● **Text excerpt**:

-- Begin --

# Niagara Falls in IR



## Chiller (Oct 10, 2006)

I have been wanting to shoot Niagara in IR for the last litte bit and finally got the chance on the weekend. 












Not happy with the quality of this one. I was shooting almost into the sun but it was the only shot I got of the Canadian side


----------



## JTHphoto (Oct 10, 2006)

awesome set chiller, you're the man.


----------



## lostprophet (Oct 10, 2006)

Well they blew me away

Awesome effect that IR

I dont think ive ever seen a waterfall, not in person anyway


----------



## Antarctican (Oct 10, 2006)

I never would have thought the IR would work so well on the Falls. Those are awesome shots.


----------



## AIRIC (Oct 10, 2006)

Dude, you have out done yourself this time. :hail::hail::hail::hail:

Eric


----------



## wls3 (Oct 10, 2006)

Chiller,
 2's a Killer 

Bill...   er


----------



## AIRIC (Oct 10, 2006)

wls3 said:
			
		

> Chiller,
> 2's a Killer
> 
> Bill...   er





Eric


----------



## oldnavy170 (Oct 10, 2006)

Magazine worthy!!!!!


----------



## Raymond J Barlow (Oct 10, 2006)

amazing shots!


----------



## midget patrol (Oct 10, 2006)

Jaw-droppingly gorgeous. Absolutely fantasmagoric.


----------



## GrfxGuru (Oct 11, 2006)

Very nice!


----------



## doenoe (Oct 11, 2006)

holy...........something. These are great. The second one is mindblowing, just awesome.
One day i will go there again and try it too..............probably when im 70 and enjoying my pension. But i will go there once again


----------



## Arch (Oct 11, 2006)

cool IR chilly..... love the effect it has on the water.... good work :thumbsup:


----------



## chris82 (Oct 11, 2006)

All hail king chiller, There amazing mate.


----------



## Chiller (Oct 12, 2006)

Thanks so much for all your awesome comments.  I really appreciate them all .


----------



## duncanp (Oct 12, 2006)

woah.... wow... :thumbup:


----------



## mentos_007 (Oct 12, 2006)

my...God.... where's my jaw???!!! it...dropped.... wow!

Chiller! those are .... breathtaking!


----------



## zombiekilla (Oct 12, 2006)

there perfect! :hail::hail::hail::hail::hail::hail::hail:


----------



## AIRIC (Oct 12, 2006)

Carl, I keep coming back to these. Superb work.

Eric


----------



## mortallis288 (Oct 12, 2006)

:hail::hail::hail:

those are amazing shots!


----------



## Chiller (Oct 13, 2006)

Wow...you all are soo awesome.  Thank you so much for all your kind words. 
   Really really appreciate it.


----------



## errant_star (Oct 13, 2006)

WOW!!!! :hail: 

(I Actually uttered the word out loud when I opened this thread!)

You've done a fantastic job!!


----------



## AIRIC (Oct 13, 2006)

-- End --

● **Information provided**:
-- Begin --

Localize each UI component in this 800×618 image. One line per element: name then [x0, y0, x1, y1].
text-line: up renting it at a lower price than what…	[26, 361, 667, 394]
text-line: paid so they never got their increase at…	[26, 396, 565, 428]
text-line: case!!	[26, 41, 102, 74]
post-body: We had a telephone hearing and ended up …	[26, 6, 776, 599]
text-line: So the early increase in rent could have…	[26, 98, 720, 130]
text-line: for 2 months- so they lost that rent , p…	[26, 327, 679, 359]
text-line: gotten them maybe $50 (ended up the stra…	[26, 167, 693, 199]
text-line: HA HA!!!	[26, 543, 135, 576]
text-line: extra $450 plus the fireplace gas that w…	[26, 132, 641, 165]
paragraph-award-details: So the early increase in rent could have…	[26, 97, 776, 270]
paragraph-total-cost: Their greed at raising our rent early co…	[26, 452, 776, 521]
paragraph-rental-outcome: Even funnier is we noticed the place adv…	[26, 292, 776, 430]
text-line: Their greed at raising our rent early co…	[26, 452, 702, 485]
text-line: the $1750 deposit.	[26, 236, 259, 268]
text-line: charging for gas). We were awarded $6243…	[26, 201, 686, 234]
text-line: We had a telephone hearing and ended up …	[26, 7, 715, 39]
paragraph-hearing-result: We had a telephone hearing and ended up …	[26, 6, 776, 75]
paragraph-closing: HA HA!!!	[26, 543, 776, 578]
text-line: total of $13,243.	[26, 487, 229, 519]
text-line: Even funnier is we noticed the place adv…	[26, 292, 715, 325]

-- End --
-- Begin --

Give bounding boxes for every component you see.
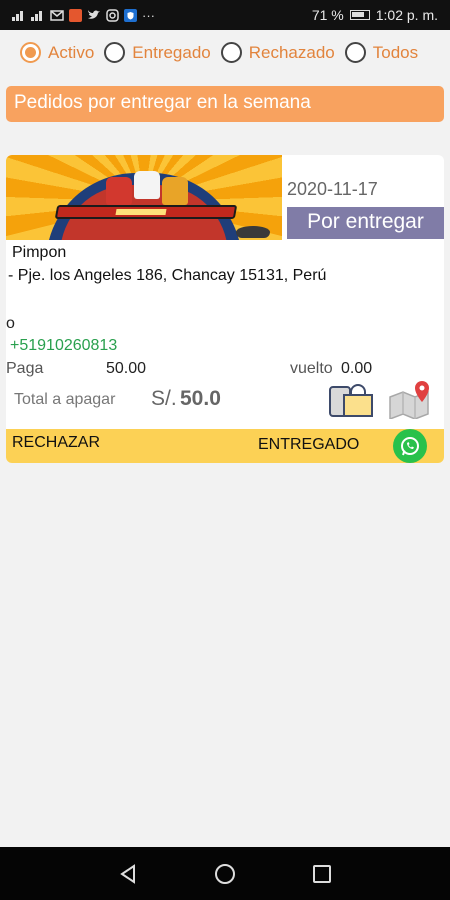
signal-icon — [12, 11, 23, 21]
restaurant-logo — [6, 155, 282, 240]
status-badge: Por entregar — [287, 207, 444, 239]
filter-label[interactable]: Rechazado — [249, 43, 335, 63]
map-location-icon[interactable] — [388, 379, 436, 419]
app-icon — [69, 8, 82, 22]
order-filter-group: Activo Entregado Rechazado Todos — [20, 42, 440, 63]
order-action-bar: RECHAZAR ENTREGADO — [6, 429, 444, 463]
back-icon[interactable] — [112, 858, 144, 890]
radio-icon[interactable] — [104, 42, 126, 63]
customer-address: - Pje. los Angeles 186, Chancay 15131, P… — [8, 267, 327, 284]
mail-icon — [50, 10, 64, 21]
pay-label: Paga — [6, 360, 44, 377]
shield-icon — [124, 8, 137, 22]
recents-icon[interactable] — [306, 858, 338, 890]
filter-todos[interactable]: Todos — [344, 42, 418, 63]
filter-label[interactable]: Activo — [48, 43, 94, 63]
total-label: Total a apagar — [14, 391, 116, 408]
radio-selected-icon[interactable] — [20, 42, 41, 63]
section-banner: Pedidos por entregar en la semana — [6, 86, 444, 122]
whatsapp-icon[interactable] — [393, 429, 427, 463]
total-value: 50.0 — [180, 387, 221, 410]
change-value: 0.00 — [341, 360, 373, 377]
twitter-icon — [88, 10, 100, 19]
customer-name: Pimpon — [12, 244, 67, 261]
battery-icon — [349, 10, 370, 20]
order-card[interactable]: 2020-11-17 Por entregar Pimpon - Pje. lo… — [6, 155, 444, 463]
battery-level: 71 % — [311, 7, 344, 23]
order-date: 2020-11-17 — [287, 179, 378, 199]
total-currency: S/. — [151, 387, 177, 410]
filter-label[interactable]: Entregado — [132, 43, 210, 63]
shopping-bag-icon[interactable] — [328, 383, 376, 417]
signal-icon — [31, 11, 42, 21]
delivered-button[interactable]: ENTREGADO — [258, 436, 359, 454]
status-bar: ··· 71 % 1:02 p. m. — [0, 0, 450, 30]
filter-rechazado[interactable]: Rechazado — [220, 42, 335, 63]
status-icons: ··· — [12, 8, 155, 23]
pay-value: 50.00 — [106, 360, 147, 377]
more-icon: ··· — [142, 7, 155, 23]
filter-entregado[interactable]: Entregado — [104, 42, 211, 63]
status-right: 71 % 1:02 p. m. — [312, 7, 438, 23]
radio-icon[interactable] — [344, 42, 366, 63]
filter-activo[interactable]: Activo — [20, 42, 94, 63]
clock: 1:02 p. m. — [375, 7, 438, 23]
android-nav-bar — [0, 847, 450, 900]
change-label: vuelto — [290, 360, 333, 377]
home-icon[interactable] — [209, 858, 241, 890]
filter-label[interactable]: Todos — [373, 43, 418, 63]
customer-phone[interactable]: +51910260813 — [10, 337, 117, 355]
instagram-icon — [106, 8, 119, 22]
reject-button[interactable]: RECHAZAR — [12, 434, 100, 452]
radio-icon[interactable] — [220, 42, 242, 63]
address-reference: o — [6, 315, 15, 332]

-- End --

● **To-do list**:
1. According to the Niagara Falls infrared thread, why was Chiller not happy with the quality of the shot of the Canadian side?
2. Write out the passage of the Niagara Falls infrared thread between "those are amazing" and "really appreciate it.", inclusive.
3. Write the next part of the Niagara Falls infrared thread, beginning at the point where it stops.

● **Task responses**:
1. He was shooting almost into the sun.

2.
those are amazing shots!


----------



## Chiller (Oct 13, 2006)

Wow...you all are soo awesome.  Thank you so much for all your kind words. 
   Really really appreciate it.

3.
Took another look. 

Eric


----------



## Alex06 (Oct 13, 2006)

Phenomenal shots!! The water looks like blue velvet curtains.


----------



## Corry (Oct 13, 2006)

WOW!!!!!!!! :shock: :stun: THOSE ARE AMAZING CHILLER!!!!!!! I LOVE THEM!!!! SERIOUSLY!!!!!


----------



## fotophia (Oct 14, 2006)

just... blooming brilliant! They look amaizing in IR, who'd 'av thought it! :thumbup: another spectacular job!


----------



## Mohain (Oct 14, 2006)

Wow! Awsome shots chiller!


----------



## John E. (Oct 14, 2006)

whoooa, good ones chiller the first is outstanding. Bet it would sell to the hordes of tourists.


----------



## HoboSyke (Oct 14, 2006)

Wicked!!! How do you do IR?


----------



## yipdanny (Oct 14, 2006)

Two thumbs up for you!:thumbup: :thumbup:


----------



## LaFoto (Oct 14, 2006)

mentos_007 said:
			
		

> my...God.... where's my jaw???!!! it...dropped.... wow!
> 
> Chiller! those are .... breathtaking!


 
It cannot be said any better. "Where is my jaw?"  Coolest comment ever on the coolest pics ever!


----------



## KenCo (Oct 15, 2006)

First one for me chiller.


----------



## Chiller (Oct 15, 2006)

Wow...thanks so much everyone.  Your all awesome .  Really appreciated your comments.


----------



## pursuer (Oct 16, 2006)

I has already been said but this is an especially beautiful series. Number two is phenomenal.

The falls look a little slanted in the first shot, but after looking closer it seems the buildings are straight so it must just be the angle you were shooting from. 

Awsome work.


----------



## ClarkKent (Oct 16, 2006)

Absolutely amazing!  These images are simply just breathtaking! I enjoy your work and appreciate that you share.


----------



## rebelnotarget (Oct 17, 2006)

WOW! these are stunning.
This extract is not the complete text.